> **Given exercise**
Tell how many lines have the string "completed" in them, and write nothing besides the number.
>> BEGIN Stored rows
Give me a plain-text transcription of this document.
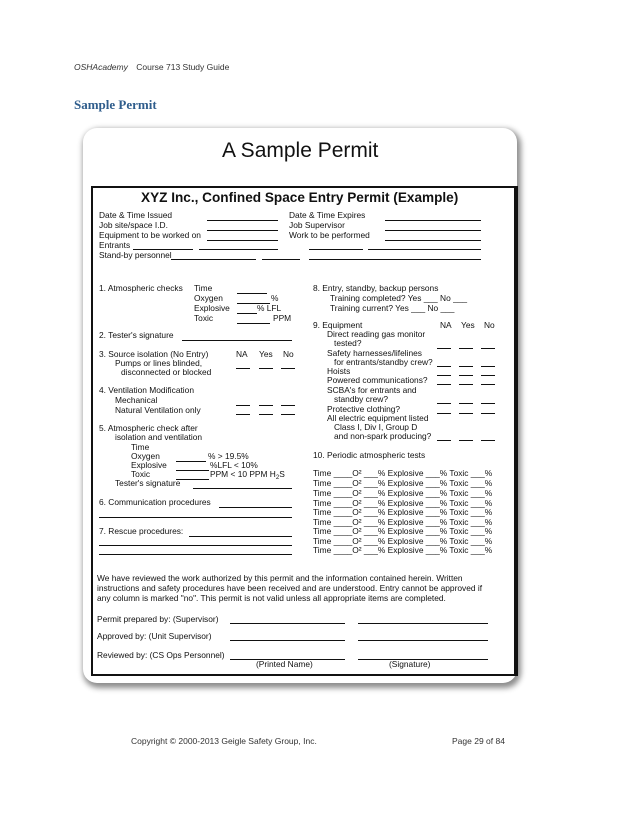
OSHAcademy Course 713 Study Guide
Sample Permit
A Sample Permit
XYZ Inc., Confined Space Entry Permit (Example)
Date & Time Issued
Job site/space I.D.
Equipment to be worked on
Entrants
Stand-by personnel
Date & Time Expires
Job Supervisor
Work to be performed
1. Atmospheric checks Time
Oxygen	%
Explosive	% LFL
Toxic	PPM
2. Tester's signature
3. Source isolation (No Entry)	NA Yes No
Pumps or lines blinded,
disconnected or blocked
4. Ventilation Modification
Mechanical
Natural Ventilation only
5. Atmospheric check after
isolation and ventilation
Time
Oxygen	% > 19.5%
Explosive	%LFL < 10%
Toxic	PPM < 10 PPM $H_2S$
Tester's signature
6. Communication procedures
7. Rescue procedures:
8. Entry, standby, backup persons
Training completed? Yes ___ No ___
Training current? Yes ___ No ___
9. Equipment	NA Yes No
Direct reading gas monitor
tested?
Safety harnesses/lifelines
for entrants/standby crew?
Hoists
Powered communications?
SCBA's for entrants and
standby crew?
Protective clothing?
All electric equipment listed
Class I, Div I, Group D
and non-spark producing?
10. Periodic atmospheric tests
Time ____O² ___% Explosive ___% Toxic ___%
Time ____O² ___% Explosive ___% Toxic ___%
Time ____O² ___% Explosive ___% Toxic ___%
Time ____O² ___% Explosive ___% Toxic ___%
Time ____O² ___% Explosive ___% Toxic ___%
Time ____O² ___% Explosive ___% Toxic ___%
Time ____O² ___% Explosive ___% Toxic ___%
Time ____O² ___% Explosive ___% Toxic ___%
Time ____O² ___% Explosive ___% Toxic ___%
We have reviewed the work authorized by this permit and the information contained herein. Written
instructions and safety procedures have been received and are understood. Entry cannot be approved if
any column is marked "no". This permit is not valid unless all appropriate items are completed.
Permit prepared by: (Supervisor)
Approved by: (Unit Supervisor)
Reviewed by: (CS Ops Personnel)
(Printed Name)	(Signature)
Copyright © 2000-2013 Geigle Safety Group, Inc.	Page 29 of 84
>> END Stored rows
>> BEGIN Stored rows
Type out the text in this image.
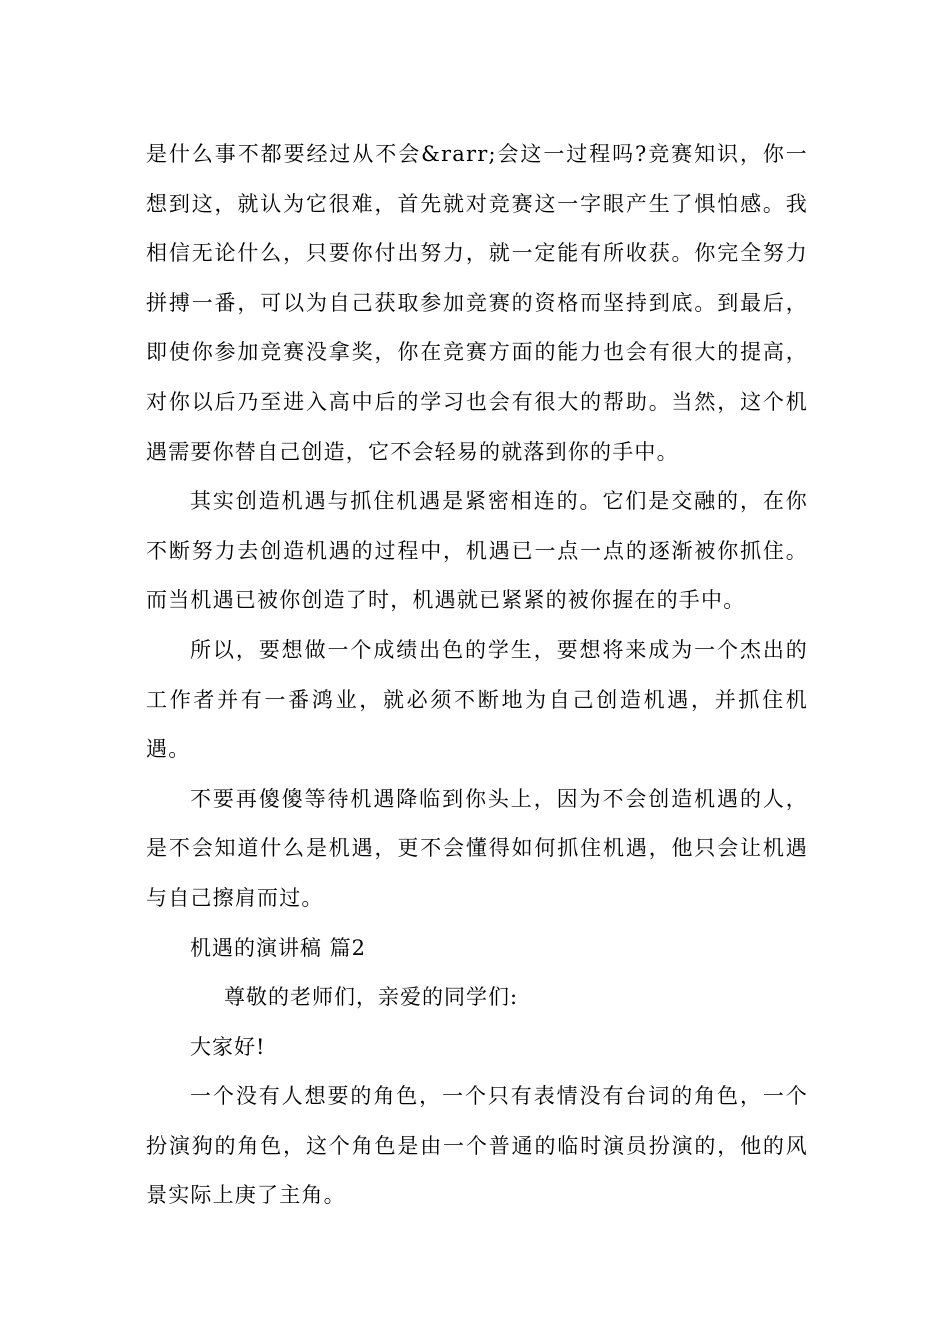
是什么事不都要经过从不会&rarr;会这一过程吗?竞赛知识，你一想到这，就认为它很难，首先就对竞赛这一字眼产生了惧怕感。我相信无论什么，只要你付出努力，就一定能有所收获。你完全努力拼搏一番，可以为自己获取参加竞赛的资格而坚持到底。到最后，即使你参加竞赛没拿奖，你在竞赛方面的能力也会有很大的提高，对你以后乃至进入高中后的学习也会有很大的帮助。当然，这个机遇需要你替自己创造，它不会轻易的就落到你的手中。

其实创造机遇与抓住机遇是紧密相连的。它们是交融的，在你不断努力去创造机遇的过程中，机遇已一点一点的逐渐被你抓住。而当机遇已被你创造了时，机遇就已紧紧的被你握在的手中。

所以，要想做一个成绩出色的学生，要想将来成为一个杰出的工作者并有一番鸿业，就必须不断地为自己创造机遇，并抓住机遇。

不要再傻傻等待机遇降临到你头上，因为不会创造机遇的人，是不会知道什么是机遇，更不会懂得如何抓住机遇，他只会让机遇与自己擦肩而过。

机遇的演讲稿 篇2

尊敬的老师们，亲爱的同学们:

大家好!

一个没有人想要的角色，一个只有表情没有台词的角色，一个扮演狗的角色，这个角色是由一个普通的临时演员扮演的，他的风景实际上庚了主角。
>> END Stored rows
> **Worked answer**
2